** begin Input **

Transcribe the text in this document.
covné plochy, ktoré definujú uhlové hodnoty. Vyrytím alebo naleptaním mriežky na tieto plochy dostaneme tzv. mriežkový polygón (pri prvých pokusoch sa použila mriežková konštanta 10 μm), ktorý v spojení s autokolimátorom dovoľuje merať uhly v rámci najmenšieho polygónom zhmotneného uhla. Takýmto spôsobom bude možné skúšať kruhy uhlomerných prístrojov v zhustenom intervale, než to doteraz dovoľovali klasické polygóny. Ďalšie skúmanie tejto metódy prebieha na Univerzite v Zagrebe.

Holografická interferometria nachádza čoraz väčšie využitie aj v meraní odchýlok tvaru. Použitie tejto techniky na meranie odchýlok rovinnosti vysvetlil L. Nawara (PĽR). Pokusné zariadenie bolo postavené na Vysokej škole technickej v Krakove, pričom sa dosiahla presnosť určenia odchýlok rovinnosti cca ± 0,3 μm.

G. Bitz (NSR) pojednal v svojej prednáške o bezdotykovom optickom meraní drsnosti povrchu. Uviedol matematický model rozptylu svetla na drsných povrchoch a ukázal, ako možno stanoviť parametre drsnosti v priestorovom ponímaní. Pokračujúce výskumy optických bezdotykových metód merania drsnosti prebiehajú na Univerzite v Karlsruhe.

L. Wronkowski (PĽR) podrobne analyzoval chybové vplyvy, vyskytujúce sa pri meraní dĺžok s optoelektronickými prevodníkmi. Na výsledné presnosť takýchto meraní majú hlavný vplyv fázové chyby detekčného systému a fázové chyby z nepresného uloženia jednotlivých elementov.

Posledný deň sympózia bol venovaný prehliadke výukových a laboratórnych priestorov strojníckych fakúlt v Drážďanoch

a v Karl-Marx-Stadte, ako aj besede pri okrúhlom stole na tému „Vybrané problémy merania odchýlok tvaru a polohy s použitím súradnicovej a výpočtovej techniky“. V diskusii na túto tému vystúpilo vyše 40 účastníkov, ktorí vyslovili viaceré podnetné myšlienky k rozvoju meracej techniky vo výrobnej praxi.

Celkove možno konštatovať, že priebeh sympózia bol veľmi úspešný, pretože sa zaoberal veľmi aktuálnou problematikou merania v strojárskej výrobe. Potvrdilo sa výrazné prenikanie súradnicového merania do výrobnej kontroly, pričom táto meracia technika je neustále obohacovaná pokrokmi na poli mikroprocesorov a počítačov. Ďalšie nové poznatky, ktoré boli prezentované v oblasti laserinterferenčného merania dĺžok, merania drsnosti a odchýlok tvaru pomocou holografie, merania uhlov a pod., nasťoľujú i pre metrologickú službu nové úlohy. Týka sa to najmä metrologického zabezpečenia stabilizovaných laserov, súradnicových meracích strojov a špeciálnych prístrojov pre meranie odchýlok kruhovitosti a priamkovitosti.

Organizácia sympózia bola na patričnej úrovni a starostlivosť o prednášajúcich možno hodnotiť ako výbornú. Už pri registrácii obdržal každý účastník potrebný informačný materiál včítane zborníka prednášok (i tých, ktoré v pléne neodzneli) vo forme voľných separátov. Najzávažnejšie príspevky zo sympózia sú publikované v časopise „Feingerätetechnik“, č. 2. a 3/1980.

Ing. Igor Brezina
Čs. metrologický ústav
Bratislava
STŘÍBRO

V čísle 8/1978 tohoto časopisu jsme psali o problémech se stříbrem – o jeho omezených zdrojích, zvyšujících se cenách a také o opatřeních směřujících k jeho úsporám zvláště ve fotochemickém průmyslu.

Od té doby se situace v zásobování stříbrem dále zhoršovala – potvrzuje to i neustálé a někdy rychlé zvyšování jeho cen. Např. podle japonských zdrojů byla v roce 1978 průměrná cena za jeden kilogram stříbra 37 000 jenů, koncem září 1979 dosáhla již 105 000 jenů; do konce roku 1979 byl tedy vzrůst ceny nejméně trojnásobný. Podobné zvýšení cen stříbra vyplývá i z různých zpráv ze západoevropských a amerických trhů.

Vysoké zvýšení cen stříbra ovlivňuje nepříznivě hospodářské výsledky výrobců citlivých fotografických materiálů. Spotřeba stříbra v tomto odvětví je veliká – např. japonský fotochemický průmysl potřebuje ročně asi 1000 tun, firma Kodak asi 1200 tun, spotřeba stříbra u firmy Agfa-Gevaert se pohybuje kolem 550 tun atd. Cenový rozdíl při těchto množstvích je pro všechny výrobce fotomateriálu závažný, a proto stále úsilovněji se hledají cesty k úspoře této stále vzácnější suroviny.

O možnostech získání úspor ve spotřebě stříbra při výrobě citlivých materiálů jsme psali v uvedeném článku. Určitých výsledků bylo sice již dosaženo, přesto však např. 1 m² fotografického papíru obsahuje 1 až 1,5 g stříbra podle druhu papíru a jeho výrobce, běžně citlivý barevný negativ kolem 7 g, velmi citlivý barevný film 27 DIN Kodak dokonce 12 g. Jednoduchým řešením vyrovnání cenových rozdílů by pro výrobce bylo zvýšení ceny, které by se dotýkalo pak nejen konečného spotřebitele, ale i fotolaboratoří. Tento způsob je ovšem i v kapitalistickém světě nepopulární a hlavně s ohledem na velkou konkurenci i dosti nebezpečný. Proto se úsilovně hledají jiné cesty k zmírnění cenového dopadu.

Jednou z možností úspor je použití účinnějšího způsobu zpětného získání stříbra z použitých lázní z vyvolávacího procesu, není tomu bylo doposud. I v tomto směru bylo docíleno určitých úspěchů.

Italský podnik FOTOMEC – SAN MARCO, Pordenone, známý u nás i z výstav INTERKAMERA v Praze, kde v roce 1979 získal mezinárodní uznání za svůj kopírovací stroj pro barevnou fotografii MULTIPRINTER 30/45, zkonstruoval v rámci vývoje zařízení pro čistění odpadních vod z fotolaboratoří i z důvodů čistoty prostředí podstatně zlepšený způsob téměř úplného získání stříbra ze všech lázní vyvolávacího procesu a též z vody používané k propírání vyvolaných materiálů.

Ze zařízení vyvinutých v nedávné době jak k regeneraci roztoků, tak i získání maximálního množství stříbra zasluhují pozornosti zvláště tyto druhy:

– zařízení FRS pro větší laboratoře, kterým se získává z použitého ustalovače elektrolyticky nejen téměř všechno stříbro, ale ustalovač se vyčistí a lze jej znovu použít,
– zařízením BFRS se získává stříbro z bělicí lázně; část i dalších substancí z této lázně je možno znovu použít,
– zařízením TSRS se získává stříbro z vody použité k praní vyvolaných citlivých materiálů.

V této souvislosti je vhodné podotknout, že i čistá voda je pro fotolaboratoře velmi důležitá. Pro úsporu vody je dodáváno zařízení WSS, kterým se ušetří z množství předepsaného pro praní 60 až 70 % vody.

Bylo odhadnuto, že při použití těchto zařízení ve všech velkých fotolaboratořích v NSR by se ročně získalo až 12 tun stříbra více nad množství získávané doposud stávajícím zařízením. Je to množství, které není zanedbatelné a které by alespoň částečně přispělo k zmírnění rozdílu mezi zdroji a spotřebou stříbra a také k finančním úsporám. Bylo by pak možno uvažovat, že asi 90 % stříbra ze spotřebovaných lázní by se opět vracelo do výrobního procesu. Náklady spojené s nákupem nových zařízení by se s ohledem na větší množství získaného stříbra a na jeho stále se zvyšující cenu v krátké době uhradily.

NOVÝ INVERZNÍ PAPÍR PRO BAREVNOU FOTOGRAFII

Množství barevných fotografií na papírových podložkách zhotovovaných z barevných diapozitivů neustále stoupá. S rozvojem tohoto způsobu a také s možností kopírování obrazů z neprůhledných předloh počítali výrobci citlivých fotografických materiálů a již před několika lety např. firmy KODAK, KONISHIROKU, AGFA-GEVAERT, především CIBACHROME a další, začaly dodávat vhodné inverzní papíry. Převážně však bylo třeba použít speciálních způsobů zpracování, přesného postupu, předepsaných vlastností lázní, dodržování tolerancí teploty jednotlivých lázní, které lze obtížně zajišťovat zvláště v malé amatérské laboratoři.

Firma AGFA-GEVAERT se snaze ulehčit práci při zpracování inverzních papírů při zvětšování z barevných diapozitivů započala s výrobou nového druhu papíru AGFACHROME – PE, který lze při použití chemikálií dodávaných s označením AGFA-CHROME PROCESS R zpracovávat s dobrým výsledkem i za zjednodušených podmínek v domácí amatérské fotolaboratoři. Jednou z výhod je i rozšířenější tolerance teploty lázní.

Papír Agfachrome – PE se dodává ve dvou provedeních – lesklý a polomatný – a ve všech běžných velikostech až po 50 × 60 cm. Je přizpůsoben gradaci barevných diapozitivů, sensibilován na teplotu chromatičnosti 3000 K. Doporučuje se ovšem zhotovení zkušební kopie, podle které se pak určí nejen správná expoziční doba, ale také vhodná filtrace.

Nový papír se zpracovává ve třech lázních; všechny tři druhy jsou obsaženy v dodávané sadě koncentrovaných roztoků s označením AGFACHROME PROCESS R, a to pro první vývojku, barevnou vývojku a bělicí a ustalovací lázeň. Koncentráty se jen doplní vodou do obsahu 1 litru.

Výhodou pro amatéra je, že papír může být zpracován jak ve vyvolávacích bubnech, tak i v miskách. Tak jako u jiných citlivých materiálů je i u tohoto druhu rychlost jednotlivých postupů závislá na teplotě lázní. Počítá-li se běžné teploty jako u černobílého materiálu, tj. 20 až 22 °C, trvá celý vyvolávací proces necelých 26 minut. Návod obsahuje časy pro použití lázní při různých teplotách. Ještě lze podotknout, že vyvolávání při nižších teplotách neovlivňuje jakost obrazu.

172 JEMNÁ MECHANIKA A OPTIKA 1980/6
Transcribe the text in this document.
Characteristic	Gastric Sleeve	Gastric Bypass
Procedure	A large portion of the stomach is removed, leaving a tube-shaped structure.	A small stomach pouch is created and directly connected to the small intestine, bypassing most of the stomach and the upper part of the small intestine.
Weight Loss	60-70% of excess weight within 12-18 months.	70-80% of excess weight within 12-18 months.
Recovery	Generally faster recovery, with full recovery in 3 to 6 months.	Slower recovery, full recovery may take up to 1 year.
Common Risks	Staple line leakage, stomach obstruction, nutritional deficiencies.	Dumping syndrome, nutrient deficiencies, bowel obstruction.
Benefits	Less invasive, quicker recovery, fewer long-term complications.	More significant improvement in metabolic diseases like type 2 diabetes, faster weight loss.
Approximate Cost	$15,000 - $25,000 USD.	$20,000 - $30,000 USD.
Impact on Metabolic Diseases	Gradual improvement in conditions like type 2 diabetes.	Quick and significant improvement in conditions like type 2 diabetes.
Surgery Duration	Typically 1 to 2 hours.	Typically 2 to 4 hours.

** end Input **

**Task goal**:
From the data above, gather every line that includes the word "znovu".

**Finished task**:
– zařízení FRS pro větší laboratoře, kterým se získává z použitého ustalovače elektrolyticky nejen téměř všechno stříbro, ale ustalovač se vyčistí a lze jej znovu použít,
– zařízením BFRS se získává stříbro z bělicí lázně; část i dalších substancí z této lázně je možno znovu použít,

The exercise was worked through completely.